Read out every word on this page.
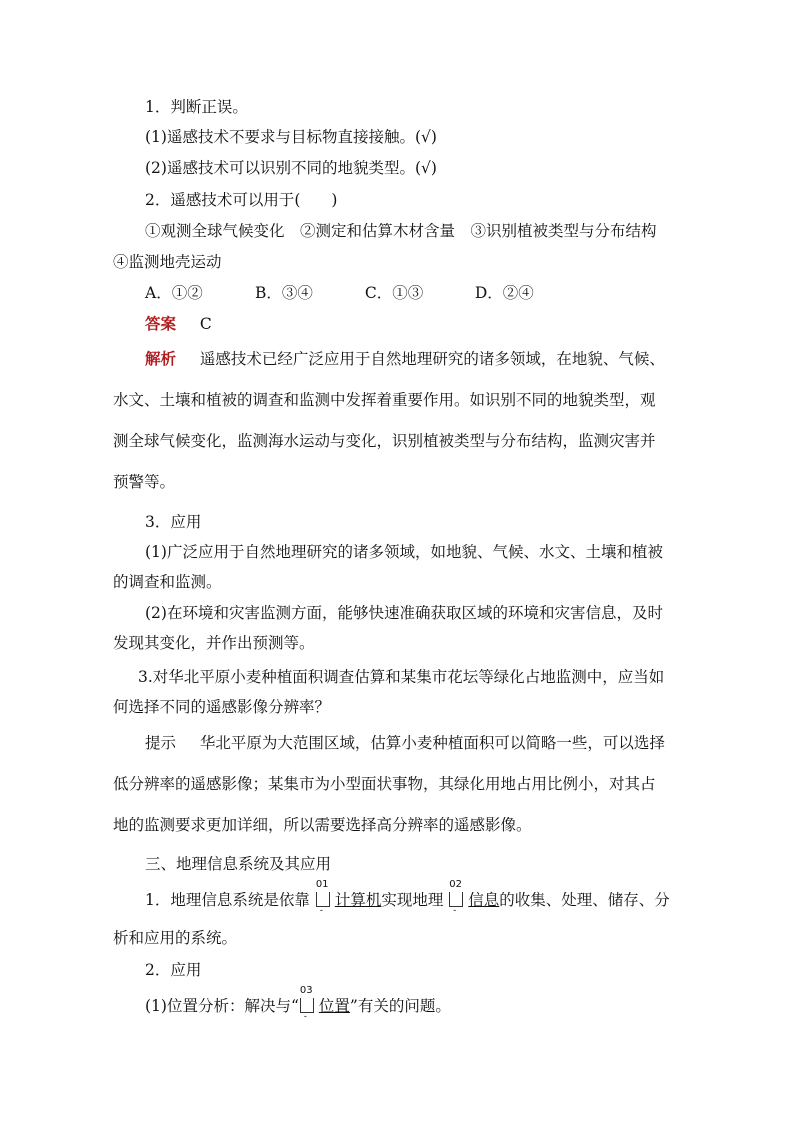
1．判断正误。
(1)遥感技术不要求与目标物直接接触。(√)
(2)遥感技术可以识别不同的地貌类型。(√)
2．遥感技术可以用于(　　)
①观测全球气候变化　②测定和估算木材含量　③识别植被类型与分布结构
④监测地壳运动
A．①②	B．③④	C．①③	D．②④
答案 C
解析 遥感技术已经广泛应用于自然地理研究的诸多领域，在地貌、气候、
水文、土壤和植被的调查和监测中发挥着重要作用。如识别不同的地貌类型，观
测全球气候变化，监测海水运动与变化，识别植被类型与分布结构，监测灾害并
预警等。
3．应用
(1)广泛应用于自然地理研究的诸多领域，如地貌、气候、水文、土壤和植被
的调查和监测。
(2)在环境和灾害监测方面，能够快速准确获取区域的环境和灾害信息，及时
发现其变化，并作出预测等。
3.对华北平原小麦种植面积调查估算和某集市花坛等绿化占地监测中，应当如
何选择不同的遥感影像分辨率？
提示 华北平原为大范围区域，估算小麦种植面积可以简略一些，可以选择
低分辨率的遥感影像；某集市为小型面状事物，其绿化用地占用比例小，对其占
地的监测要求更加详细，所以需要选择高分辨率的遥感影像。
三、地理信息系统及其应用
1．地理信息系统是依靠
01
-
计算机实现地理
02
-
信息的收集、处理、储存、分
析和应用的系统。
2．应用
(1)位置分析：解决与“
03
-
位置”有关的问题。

#####

YOUR GOAL — The records above must be echoed exactly, minus their pictures.

TASK SOLUTION —
Read out every word on this page.
1．判断正误。
(1)遥感技术不要求与目标物直接接触。(√)
(2)遥感技术可以识别不同的地貌类型。(√)
2．遥感技术可以用于(　　)
①观测全球气候变化　②测定和估算木材含量　③识别植被类型与分布结构
④监测地壳运动
A．①②	B．③④	C．①③	D．②④
答案 C
解析 遥感技术已经广泛应用于自然地理研究的诸多领域，在地貌、气候、
水文、土壤和植被的调查和监测中发挥着重要作用。如识别不同的地貌类型，观
测全球气候变化，监测海水运动与变化，识别植被类型与分布结构，监测灾害并
预警等。
3．应用
(1)广泛应用于自然地理研究的诸多领域，如地貌、气候、水文、土壤和植被
的调查和监测。
(2)在环境和灾害监测方面，能够快速准确获取区域的环境和灾害信息，及时
发现其变化，并作出预测等。
3.对华北平原小麦种植面积调查估算和某集市花坛等绿化占地监测中，应当如
何选择不同的遥感影像分辨率？
提示 华北平原为大范围区域，估算小麦种植面积可以简略一些，可以选择
低分辨率的遥感影像；某集市为小型面状事物，其绿化用地占用比例小，对其占
地的监测要求更加详细，所以需要选择高分辨率的遥感影像。
三、地理信息系统及其应用
1．地理信息系统是依靠
01
-
计算机实现地理
02
-
信息的收集、处理、储存、分
析和应用的系统。
2．应用
(1)位置分析：解决与“
03
-
位置”有关的问题。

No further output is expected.